▶ [DATA TO USE]:

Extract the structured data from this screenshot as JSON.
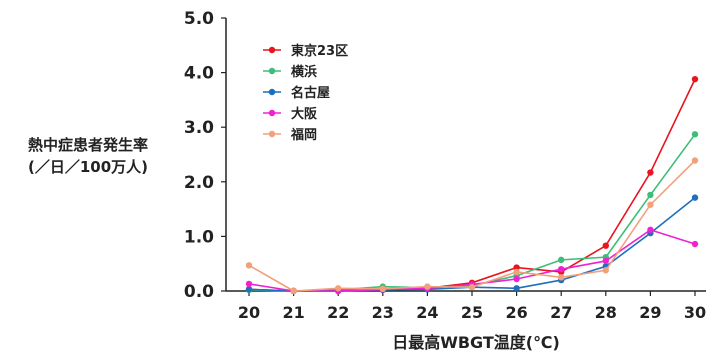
{
  "chart_data": {
    "type": "line",
    "xlabel": "日最高WBGT温度(℃)",
    "ylabel": "熱中症患者発生率",
    "ylabel_sub": "(／日／100万人)",
    "x": [
      20,
      21,
      22,
      23,
      24,
      25,
      26,
      27,
      28,
      29,
      30
    ],
    "ylim": [
      0,
      5
    ],
    "yticks": [
      "0.0",
      "1.0",
      "2.0",
      "3.0",
      "4.0",
      "5.0"
    ],
    "grid": false,
    "legend_position": "top-left",
    "series": [
      {
        "name": "東京23区",
        "color": "#e8141f",
        "values": [
          0.03,
          0.0,
          0.0,
          0.02,
          0.05,
          0.15,
          0.43,
          0.35,
          0.83,
          2.17,
          3.88
        ]
      },
      {
        "name": "横浜",
        "color": "#3dbd78",
        "values": [
          0.02,
          0.0,
          0.02,
          0.08,
          0.06,
          0.1,
          0.28,
          0.57,
          0.62,
          1.76,
          2.87
        ]
      },
      {
        "name": "名古屋",
        "color": "#1e6fbd",
        "values": [
          0.03,
          0.0,
          0.01,
          0.02,
          0.03,
          0.07,
          0.05,
          0.2,
          0.45,
          1.06,
          1.71
        ]
      },
      {
        "name": "大阪",
        "color": "#ee22d2",
        "values": [
          0.13,
          0.0,
          0.0,
          0.03,
          0.05,
          0.12,
          0.22,
          0.4,
          0.55,
          1.12,
          0.86
        ]
      },
      {
        "name": "福岡",
        "color": "#f2a07a",
        "values": [
          0.47,
          0.0,
          0.05,
          0.04,
          0.08,
          0.07,
          0.35,
          0.25,
          0.38,
          1.58,
          2.39
        ]
      }
    ]
  }
}
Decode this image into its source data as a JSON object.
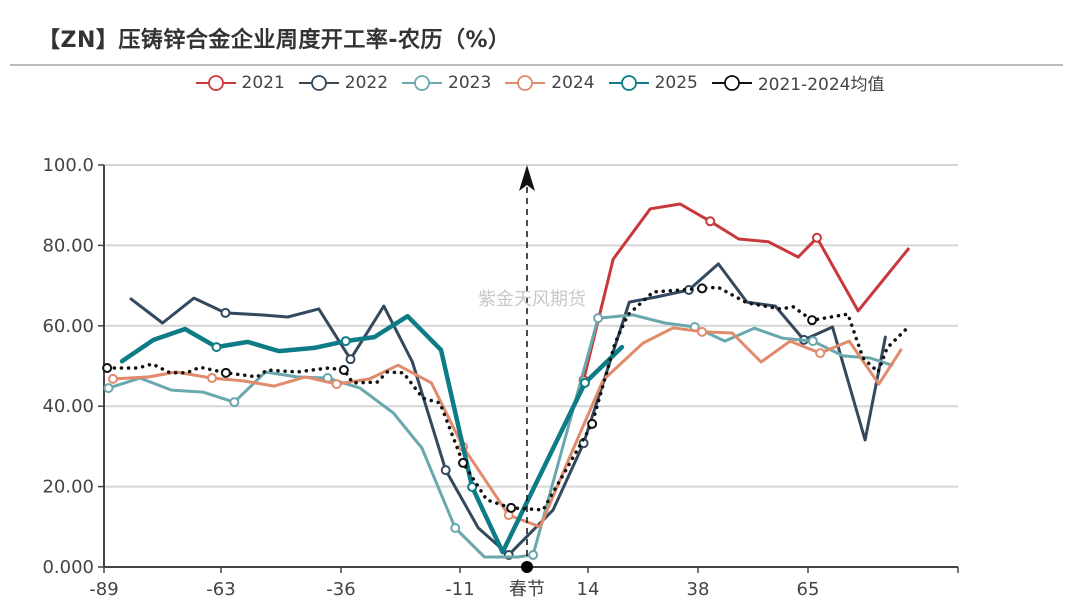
{
  "title": "【ZN】压铸锌合金企业周度开工率-农历（%）",
  "watermark": "紫金天风期货",
  "chart_data": {
    "type": "line",
    "title": "【ZN】压铸锌合金企业周度开工率-农历（%）",
    "ylim": [
      0,
      100
    ],
    "y_ticks": [
      "0.000",
      "20.00",
      "40.00",
      "60.00",
      "80.00",
      "100.0"
    ],
    "x_ticks": [
      {
        "value": -89,
        "label": "-89"
      },
      {
        "value": -63,
        "label": "-63"
      },
      {
        "value": -36,
        "label": "-36"
      },
      {
        "value": -11,
        "label": "-11"
      },
      {
        "value": 0,
        "label": "春节"
      },
      {
        "value": 14,
        "label": "14"
      },
      {
        "value": 38,
        "label": "38"
      },
      {
        "value": 65,
        "label": "65"
      }
    ],
    "grid": true,
    "legend_position": "top",
    "annotation": {
      "x": 0,
      "label": "春节",
      "style": "dashed-arrow"
    },
    "series": [
      {
        "name": "2021",
        "color": "#c9383a",
        "width": 3,
        "dotted": false,
        "points": [
          [
            13,
            46.5
          ],
          [
            19.5,
            76.6
          ],
          [
            27.6,
            89.1
          ],
          [
            34.1,
            90.3
          ],
          [
            41,
            86
          ],
          [
            48,
            81.6
          ],
          [
            55.3,
            80.9
          ],
          [
            62.6,
            77.1
          ],
          [
            67.2,
            81.9
          ],
          [
            77.3,
            63.7
          ],
          [
            89.6,
            79.1
          ]
        ]
      },
      {
        "name": "2022",
        "color": "#34495e",
        "width": 3,
        "dotted": false,
        "points": [
          [
            -83,
            66.7
          ],
          [
            -76,
            60.7
          ],
          [
            -69,
            66.9
          ],
          [
            -62,
            63.2
          ],
          [
            -54,
            62.7
          ],
          [
            -48,
            62.2
          ],
          [
            -41,
            64.2
          ],
          [
            -34,
            51.7
          ],
          [
            -27,
            64.9
          ],
          [
            -21,
            51.0
          ],
          [
            -14,
            24.1
          ],
          [
            -8,
            9.7
          ],
          [
            -3,
            3.0
          ],
          [
            6,
            14.2
          ],
          [
            13,
            30.8
          ],
          [
            23,
            65.9
          ],
          [
            29,
            67.2
          ],
          [
            36,
            68.9
          ],
          [
            43,
            75.4
          ],
          [
            50,
            65.9
          ],
          [
            57,
            64.9
          ],
          [
            64,
            56.5
          ],
          [
            71,
            59.7
          ],
          [
            79,
            31.6
          ],
          [
            84,
            57.2
          ]
        ]
      },
      {
        "name": "2023",
        "color": "#6aa8ae",
        "width": 3,
        "dotted": false,
        "points": [
          [
            -88,
            44.5
          ],
          [
            -81,
            47.0
          ],
          [
            -74,
            44.0
          ],
          [
            -67,
            43.5
          ],
          [
            -60,
            41.0
          ],
          [
            -53,
            48.5
          ],
          [
            -46,
            47.3
          ],
          [
            -39,
            47.0
          ],
          [
            -32,
            44.5
          ],
          [
            -25,
            38.3
          ],
          [
            -19,
            29.6
          ],
          [
            -12,
            9.7
          ],
          [
            -7,
            2.5
          ],
          [
            -1.5,
            2.5
          ],
          [
            1.4,
            3.0
          ],
          [
            16.2,
            61.9
          ],
          [
            23.8,
            62.7
          ],
          [
            30.8,
            60.7
          ],
          [
            37.3,
            59.7
          ],
          [
            44.6,
            56.2
          ],
          [
            51.8,
            59.4
          ],
          [
            58.9,
            56.9
          ],
          [
            66.2,
            56.2
          ],
          [
            73.6,
            52.5
          ],
          [
            80.2,
            52.0
          ],
          [
            85.6,
            50.2
          ]
        ]
      },
      {
        "name": "2024",
        "color": "#e08b6b",
        "width": 3,
        "dotted": false,
        "points": [
          [
            -87,
            46.8
          ],
          [
            -79,
            47.3
          ],
          [
            -73,
            48.5
          ],
          [
            -65,
            47.0
          ],
          [
            -58,
            46.3
          ],
          [
            -51,
            45.0
          ],
          [
            -44,
            47.3
          ],
          [
            -37,
            45.5
          ],
          [
            -30,
            46.8
          ],
          [
            -24,
            50.2
          ],
          [
            -17,
            45.8
          ],
          [
            -10.5,
            29.9
          ],
          [
            -3,
            12.9
          ],
          [
            3,
            10.0
          ],
          [
            10.3,
            28.6
          ],
          [
            17.3,
            46.5
          ],
          [
            26,
            55.7
          ],
          [
            32.6,
            59.5
          ],
          [
            39,
            58.5
          ],
          [
            46.4,
            58.2
          ],
          [
            53.5,
            51.0
          ],
          [
            60.6,
            56.2
          ],
          [
            68,
            53.2
          ],
          [
            75.1,
            56.2
          ],
          [
            82.4,
            45.5
          ],
          [
            87.8,
            54.0
          ]
        ]
      },
      {
        "name": "2025",
        "color": "#0e7c86",
        "width": 4.5,
        "dotted": false,
        "points": [
          [
            -85,
            51.2
          ],
          [
            -78,
            56.5
          ],
          [
            -71,
            59.2
          ],
          [
            -64,
            54.7
          ],
          [
            -57,
            56.0
          ],
          [
            -50,
            53.7
          ],
          [
            -42,
            54.5
          ],
          [
            -35,
            56.2
          ],
          [
            -29,
            57.2
          ],
          [
            -22,
            62.4
          ],
          [
            -15,
            54.0
          ],
          [
            -9,
            19.9
          ],
          [
            -4,
            3.7
          ],
          [
            13.3,
            45.8
          ],
          [
            21.4,
            54.7
          ]
        ]
      },
      {
        "name": "2021-2024均值",
        "color": "#111111",
        "width": 3,
        "dotted": true,
        "points": [
          [
            -88.3,
            49.5
          ],
          [
            -81.4,
            49.5
          ],
          [
            -78.3,
            50.5
          ],
          [
            -74.3,
            48.3
          ],
          [
            -70.6,
            48.3
          ],
          [
            -67.7,
            49.7
          ],
          [
            -61.9,
            48.3
          ],
          [
            -54.9,
            47.3
          ],
          [
            -52.6,
            49.0
          ],
          [
            -45.9,
            48.5
          ],
          [
            -38.9,
            49.5
          ],
          [
            -35.4,
            49.0
          ],
          [
            -33.5,
            45.8
          ],
          [
            -28.4,
            46.0
          ],
          [
            -26.3,
            48.5
          ],
          [
            -22.9,
            48.3
          ],
          [
            -18.8,
            42.0
          ],
          [
            -15.2,
            40.8
          ],
          [
            -10.5,
            25.9
          ],
          [
            -6.6,
            16.7
          ],
          [
            -2.6,
            14.7
          ],
          [
            3.7,
            14.2
          ],
          [
            11.5,
            29.0
          ],
          [
            14.9,
            35.6
          ],
          [
            19.9,
            55.7
          ],
          [
            22.7,
            62.7
          ],
          [
            28.2,
            68.4
          ],
          [
            39,
            69.3
          ],
          [
            42.9,
            69.6
          ],
          [
            50,
            65.7
          ],
          [
            58.2,
            64.2
          ],
          [
            61.4,
            64.7
          ],
          [
            66,
            61.4
          ],
          [
            74.8,
            62.9
          ],
          [
            78.5,
            52.0
          ],
          [
            82.2,
            48.5
          ],
          [
            84.4,
            54.5
          ],
          [
            89.6,
            59.7
          ]
        ]
      }
    ]
  }
}
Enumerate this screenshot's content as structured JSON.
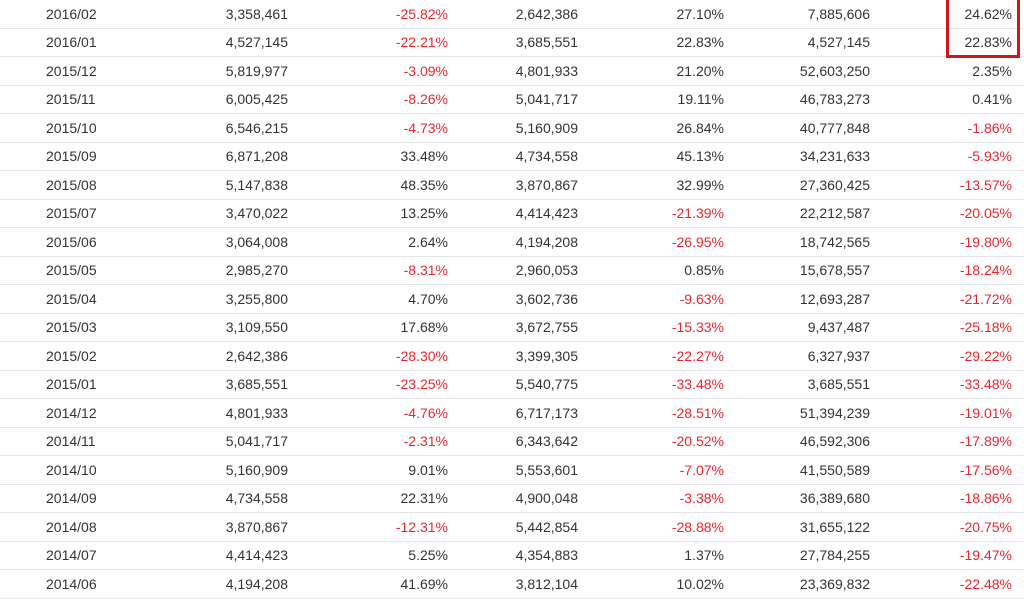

▶ [GOAL OF THE EXERCISE]: In the listing above, find the lines holding the word "name" and copy them.

▶ [WORKED ANSWER]:
        "name": "東京23区",
        "name": "横浜",
        "name": "名古屋",
        "name": "大阪",
        "name": "福岡",
        "name": "2021",
        "name": "2022",
        "name": "2023",
        "name": "2024",
        "name": "2025",
        "name": "2021-2024均值",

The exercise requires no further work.